_RECORDS PROVIDED_
◆ ◆ ◆

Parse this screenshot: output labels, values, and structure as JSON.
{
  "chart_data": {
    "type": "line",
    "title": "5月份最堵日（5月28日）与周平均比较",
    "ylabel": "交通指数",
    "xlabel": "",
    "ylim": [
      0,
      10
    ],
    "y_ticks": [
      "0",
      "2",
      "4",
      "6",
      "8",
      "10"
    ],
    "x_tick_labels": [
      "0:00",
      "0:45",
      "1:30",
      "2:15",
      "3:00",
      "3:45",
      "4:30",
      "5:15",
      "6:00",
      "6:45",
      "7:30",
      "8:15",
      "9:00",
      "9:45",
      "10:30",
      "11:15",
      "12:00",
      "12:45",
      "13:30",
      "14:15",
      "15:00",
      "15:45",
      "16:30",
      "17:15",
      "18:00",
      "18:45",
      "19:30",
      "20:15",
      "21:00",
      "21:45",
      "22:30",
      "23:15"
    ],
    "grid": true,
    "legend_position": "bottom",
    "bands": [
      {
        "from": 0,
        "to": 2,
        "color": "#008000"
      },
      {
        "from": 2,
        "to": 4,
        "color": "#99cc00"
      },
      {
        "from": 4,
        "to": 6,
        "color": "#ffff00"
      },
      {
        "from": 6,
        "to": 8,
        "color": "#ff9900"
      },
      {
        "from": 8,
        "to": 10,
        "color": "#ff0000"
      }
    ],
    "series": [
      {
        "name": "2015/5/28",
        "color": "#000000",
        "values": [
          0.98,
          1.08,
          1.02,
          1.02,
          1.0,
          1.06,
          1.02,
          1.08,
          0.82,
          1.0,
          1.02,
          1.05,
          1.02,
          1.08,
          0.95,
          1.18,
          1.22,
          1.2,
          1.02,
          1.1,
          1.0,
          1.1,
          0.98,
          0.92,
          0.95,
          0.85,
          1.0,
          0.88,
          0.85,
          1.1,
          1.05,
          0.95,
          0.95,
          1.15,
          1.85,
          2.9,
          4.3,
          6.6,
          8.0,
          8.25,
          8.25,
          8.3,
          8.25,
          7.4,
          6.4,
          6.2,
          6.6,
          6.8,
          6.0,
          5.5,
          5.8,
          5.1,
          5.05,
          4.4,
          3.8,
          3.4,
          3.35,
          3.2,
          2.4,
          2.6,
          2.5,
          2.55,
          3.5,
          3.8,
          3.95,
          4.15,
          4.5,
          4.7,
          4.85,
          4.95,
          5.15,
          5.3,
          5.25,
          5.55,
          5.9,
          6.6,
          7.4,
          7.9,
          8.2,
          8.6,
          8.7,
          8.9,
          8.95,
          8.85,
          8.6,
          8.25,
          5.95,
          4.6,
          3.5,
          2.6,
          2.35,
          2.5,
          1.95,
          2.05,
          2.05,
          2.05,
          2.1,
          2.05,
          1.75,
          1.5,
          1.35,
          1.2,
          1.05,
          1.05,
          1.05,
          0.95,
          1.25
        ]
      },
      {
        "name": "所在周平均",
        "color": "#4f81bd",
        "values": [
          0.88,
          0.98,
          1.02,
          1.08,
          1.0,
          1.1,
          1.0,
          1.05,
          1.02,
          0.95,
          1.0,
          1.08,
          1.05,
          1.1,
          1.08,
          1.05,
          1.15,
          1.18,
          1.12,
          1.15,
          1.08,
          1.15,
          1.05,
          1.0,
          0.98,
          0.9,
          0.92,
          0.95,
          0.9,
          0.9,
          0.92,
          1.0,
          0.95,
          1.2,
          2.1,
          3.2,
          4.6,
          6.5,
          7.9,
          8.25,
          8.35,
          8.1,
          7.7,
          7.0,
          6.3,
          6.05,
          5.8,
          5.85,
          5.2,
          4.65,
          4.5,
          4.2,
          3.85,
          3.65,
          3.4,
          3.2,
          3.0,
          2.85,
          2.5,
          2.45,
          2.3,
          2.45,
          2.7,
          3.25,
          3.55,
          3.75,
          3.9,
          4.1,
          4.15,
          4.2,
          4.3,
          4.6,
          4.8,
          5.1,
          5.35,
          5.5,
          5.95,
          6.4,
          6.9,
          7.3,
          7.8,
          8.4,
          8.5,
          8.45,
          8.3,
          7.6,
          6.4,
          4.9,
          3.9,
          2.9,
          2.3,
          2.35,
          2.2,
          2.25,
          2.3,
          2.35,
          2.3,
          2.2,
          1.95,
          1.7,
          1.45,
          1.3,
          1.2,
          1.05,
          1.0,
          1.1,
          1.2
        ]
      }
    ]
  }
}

◆ ◆ ◆

_OBJECTIVE_
Extract, from the material above, each line holding the word "color".

_EXPECTED OUTPUT_
        "color": "#008000"
        "color": "#99cc00"
        "color": "#ffff00"
        "color": "#ff9900"
        "color": "#ff0000"
        "color": "#000000",
        "color": "#4f81bd",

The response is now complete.